● WORK TO DO
Comb the records below for the string "boil" and copy each line where it turns up.

Records contained in a dataset
- - - - - - -

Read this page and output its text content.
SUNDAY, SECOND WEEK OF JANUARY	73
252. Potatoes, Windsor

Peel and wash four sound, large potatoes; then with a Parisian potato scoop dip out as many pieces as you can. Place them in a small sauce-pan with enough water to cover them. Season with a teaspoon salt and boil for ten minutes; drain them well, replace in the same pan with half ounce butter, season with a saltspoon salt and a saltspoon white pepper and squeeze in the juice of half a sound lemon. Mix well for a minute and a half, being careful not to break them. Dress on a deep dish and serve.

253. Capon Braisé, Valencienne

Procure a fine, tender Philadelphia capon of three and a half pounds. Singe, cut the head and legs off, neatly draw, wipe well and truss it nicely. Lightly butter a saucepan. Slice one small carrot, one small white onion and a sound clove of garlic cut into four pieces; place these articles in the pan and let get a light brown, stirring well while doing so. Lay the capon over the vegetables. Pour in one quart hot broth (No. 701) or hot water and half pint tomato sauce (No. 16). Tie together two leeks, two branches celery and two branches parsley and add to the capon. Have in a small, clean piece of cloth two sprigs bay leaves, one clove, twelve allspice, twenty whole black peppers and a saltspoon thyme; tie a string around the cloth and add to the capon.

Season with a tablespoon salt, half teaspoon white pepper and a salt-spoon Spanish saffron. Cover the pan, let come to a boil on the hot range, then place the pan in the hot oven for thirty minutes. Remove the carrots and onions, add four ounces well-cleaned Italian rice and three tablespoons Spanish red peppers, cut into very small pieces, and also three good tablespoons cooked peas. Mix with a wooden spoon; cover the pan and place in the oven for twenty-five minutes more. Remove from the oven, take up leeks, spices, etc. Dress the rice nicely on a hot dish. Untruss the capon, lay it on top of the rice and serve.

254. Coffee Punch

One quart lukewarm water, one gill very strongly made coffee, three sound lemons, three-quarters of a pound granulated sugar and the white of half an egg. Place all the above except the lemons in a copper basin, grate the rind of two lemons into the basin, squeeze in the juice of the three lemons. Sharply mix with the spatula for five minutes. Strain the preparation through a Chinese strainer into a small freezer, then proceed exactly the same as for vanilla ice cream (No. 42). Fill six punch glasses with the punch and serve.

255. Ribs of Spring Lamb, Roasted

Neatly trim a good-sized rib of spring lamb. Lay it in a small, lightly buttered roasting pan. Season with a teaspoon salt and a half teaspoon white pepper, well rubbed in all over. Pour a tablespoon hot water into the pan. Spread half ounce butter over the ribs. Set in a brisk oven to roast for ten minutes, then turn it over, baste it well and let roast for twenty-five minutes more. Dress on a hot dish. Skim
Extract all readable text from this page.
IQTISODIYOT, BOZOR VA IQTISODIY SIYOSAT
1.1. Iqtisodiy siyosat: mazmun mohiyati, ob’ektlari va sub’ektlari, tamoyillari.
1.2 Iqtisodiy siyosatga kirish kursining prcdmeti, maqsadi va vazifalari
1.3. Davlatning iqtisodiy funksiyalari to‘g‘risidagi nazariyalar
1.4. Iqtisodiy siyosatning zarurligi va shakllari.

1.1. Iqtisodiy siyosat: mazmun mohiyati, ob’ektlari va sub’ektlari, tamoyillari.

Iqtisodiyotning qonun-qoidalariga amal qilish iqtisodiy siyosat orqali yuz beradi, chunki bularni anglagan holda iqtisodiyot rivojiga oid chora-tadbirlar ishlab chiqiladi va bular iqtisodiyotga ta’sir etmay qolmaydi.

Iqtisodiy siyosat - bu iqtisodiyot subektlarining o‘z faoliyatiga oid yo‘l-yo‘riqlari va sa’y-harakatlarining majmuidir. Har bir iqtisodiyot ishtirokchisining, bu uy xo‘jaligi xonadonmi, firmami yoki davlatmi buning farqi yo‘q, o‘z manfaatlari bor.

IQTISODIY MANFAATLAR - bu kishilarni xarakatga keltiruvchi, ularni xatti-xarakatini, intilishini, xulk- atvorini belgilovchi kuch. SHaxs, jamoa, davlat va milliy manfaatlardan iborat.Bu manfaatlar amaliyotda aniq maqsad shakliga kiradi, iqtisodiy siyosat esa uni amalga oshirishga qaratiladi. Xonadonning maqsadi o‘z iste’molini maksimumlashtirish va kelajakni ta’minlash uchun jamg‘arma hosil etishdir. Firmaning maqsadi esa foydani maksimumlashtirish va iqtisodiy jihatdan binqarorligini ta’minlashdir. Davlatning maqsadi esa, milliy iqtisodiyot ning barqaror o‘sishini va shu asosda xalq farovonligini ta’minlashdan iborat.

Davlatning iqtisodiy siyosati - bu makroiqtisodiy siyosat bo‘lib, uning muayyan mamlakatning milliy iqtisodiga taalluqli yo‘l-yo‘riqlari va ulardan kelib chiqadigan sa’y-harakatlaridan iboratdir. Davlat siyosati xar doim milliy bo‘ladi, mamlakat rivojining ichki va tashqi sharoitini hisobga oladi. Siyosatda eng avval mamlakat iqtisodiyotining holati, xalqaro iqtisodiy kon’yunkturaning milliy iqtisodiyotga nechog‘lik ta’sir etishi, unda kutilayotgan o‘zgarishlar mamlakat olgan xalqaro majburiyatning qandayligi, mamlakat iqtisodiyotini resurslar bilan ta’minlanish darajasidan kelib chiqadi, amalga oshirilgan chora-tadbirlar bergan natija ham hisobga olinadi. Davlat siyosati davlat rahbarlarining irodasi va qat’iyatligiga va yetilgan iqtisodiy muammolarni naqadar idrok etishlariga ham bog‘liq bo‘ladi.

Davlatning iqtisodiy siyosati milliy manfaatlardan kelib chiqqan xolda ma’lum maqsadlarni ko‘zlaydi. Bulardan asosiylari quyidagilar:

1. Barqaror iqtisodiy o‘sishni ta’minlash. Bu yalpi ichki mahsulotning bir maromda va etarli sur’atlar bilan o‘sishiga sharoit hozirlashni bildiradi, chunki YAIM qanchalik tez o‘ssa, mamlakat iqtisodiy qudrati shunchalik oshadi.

- - - - - - -

● WRITTEN RESPONSE
Peel and wash four sound, large potatoes; then with a Parisian potato scoop dip out as many pieces as you can. Place them in a small sauce-pan with enough water to cover them. Season with a teaspoon salt and boil for ten minutes; drain them well, replace in the same pan with half ounce butter, season with a saltspoon salt and a saltspoon white pepper and squeeze in the juice of half a sound lemon. Mix well for a minute and a half, being careful not to break them. Dress on a deep dish and serve.
Season with a tablespoon salt, half teaspoon white pepper and a salt-spoon Spanish saffron. Cover the pan, let come to a boil on the hot range, then place the pan in the hot oven for thirty minutes. Remove the carrots and onions, add four ounces well-cleaned Italian rice and three tablespoons Spanish red peppers, cut into very small pieces, and also three good tablespoons cooked peas. Mix with a wooden spoon; cover the pan and place in the oven for twenty-five minutes more. Remove from the oven, take up leeks, spices, etc. Dress the rice nicely on a hot dish. Untruss the capon, lay it on top of the rice and serve.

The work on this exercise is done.